AIM OF THE TASK:
List each line of the data that holds the word "能按正确内容初步两两结伴表演儿歌".

Entries from a dataset:
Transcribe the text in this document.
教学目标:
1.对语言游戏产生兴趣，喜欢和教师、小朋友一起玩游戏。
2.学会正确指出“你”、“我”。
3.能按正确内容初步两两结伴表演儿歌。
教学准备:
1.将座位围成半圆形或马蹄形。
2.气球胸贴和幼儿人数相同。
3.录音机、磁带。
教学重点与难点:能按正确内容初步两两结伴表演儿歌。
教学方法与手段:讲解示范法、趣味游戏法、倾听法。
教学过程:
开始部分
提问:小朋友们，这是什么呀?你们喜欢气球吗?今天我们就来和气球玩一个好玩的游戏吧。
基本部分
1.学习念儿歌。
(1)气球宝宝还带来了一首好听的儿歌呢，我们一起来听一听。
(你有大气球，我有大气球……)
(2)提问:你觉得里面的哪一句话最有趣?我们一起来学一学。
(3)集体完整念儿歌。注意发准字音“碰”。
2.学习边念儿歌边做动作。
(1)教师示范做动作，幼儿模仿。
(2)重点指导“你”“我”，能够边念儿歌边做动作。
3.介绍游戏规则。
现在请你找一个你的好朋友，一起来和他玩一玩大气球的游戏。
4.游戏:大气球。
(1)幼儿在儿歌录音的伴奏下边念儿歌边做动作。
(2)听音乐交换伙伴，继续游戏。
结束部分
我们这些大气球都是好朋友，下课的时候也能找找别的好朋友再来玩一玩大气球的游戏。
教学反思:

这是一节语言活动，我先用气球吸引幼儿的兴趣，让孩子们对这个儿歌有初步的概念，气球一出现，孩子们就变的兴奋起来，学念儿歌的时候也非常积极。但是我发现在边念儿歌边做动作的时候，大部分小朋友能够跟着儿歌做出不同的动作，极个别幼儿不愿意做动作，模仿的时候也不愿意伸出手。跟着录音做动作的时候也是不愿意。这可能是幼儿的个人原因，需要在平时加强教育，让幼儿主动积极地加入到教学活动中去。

RESULT FOR THIS EXERCISE:
3.能按正确内容初步两两结伴表演儿歌。
教学重点与难点:能按正确内容初步两两结伴表演儿歌。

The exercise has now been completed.